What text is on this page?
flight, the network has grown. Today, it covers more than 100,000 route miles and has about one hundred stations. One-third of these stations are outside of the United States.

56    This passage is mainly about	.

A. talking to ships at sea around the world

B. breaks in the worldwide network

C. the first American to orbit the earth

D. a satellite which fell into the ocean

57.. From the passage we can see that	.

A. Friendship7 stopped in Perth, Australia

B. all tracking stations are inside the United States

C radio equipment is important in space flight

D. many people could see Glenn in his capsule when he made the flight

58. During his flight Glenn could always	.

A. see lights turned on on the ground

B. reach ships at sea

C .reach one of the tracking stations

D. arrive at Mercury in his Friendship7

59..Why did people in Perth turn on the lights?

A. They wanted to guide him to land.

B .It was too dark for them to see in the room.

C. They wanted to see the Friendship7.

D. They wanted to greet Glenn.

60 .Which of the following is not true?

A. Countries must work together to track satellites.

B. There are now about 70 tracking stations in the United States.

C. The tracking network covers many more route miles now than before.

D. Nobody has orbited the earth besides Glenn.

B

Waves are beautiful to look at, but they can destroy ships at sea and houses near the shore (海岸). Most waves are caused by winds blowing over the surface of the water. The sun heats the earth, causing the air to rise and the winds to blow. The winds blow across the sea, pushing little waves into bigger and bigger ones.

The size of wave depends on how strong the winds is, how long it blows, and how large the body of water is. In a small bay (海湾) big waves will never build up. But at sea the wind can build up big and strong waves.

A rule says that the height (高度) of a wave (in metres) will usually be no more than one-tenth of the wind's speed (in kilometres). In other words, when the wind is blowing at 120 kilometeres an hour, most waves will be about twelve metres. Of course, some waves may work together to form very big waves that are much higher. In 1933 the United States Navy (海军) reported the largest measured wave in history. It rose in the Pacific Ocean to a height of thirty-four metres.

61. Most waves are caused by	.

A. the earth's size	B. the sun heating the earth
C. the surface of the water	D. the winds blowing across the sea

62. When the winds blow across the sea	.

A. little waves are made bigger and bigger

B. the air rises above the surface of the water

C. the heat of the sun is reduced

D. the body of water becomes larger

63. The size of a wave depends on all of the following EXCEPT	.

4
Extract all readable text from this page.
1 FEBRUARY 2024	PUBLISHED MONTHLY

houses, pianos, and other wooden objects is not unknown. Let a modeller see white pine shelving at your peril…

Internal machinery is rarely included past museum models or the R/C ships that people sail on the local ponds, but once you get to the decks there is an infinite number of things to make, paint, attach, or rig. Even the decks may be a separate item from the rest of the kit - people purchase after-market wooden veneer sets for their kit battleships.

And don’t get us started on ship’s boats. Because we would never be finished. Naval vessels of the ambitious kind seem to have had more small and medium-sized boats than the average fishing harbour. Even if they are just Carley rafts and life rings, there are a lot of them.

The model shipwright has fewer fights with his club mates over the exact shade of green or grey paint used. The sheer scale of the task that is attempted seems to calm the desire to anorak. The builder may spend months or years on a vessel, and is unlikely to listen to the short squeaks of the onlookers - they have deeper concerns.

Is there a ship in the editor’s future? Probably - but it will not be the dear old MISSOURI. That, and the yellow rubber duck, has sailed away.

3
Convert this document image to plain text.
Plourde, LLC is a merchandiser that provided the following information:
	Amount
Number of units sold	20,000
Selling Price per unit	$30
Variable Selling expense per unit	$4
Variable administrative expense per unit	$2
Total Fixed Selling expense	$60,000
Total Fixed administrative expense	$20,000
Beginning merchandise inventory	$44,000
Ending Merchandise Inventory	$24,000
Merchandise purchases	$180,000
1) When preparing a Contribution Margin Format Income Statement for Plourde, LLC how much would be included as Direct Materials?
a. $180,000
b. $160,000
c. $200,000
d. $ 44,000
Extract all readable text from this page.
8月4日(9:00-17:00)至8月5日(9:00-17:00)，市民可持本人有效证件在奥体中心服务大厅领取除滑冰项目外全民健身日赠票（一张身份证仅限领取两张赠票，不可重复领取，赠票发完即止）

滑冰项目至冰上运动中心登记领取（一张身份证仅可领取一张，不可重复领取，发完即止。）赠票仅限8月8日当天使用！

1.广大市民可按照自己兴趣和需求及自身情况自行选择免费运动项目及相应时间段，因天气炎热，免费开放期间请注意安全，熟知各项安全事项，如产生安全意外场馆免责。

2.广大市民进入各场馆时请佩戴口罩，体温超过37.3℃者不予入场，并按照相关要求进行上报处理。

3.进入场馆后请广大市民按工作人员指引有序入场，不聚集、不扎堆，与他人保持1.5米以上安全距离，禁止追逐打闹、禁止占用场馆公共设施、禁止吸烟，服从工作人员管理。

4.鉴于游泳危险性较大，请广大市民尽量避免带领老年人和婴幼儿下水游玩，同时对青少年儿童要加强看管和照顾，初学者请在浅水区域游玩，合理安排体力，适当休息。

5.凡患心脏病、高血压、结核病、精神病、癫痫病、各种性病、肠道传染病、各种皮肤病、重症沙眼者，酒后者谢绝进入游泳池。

---+---

## [STATED TASK]
Answer with one number: how many lines of the entries above include the word "reach".

## [EXPECTED ANSWER]
2